* [Task data]
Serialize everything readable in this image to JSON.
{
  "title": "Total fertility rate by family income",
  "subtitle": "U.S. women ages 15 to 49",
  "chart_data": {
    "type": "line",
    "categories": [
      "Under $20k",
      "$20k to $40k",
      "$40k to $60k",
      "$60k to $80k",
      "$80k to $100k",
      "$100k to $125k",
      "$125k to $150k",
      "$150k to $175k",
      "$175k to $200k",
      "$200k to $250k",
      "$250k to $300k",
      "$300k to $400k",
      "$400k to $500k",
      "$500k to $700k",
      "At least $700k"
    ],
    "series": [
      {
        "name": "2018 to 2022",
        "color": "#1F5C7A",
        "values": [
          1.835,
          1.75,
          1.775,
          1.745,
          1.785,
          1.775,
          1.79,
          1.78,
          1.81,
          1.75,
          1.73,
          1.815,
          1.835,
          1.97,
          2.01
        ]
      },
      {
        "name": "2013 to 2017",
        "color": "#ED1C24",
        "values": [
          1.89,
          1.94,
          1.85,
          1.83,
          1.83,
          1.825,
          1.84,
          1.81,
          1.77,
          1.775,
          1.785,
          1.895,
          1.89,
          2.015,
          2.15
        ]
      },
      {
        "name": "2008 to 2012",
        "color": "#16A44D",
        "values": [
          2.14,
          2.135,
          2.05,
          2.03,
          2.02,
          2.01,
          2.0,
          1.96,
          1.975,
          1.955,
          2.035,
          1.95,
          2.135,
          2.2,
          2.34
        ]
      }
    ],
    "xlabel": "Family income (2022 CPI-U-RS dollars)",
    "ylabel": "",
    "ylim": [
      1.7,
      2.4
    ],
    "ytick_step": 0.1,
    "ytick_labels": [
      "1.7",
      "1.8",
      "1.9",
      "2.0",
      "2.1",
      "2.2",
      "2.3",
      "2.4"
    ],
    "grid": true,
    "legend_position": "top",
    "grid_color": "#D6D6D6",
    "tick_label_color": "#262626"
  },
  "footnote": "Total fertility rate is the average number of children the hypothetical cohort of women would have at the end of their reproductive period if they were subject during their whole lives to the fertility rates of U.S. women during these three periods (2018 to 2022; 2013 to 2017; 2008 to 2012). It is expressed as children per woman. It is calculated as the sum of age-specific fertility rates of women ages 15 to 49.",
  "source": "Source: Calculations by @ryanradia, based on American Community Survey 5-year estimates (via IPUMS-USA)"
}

* [Task goal] The entries above must be returned exactly.

* [Task result]
Serialize everything readable in this image to JSON.
{
  "title": "Total fertility rate by family income",
  "subtitle": "U.S. women ages 15 to 49",
  "chart_data": {
    "type": "line",
    "categories": [
      "Under $20k",
      "$20k to $40k",
      "$40k to $60k",
      "$60k to $80k",
      "$80k to $100k",
      "$100k to $125k",
      "$125k to $150k",
      "$150k to $175k",
      "$175k to $200k",
      "$200k to $250k",
      "$250k to $300k",
      "$300k to $400k",
      "$400k to $500k",
      "$500k to $700k",
      "At least $700k"
    ],
    "series": [
      {
        "name": "2018 to 2022",
        "color": "#1F5C7A",
        "values": [
          1.835,
          1.75,
          1.775,
          1.745,
          1.785,
          1.775,
          1.79,
          1.78,
          1.81,
          1.75,
          1.73,
          1.815,
          1.835,
          1.97,
          2.01
        ]
      },
      {
        "name": "2013 to 2017",
        "color": "#ED1C24",
        "values": [
          1.89,
          1.94,
          1.85,
          1.83,
          1.83,
          1.825,
          1.84,
          1.81,
          1.77,
          1.775,
          1.785,
          1.895,
          1.89,
          2.015,
          2.15
        ]
      },
      {
        "name": "2008 to 2012",
        "color": "#16A44D",
        "values": [
          2.14,
          2.135,
          2.05,
          2.03,
          2.02,
          2.01,
          2.0,
          1.96,
          1.975,
          1.955,
          2.035,
          1.95,
          2.135,
          2.2,
          2.34
        ]
      }
    ],
    "xlabel": "Family income (2022 CPI-U-RS dollars)",
    "ylabel": "",
    "ylim": [
      1.7,
      2.4
    ],
    "ytick_step": 0.1,
    "ytick_labels": [
      "1.7",
      "1.8",
      "1.9",
      "2.0",
      "2.1",
      "2.2",
      "2.3",
      "2.4"
    ],
    "grid": true,
    "legend_position": "top",
    "grid_color": "#D6D6D6",
    "tick_label_color": "#262626"
  },
  "footnote": "Total fertility rate is the average number of children the hypothetical cohort of women would have at the end of their reproductive period if they were subject during their whole lives to the fertility rates of U.S. women during these three periods (2018 to 2022; 2013 to 2017; 2008 to 2012). It is expressed as children per woman. It is calculated as the sum of age-specific fertility rates of women ages 15 to 49.",
  "source": "Source: Calculations by @ryanradia, based on American Community Survey 5-year estimates (via IPUMS-USA)"
}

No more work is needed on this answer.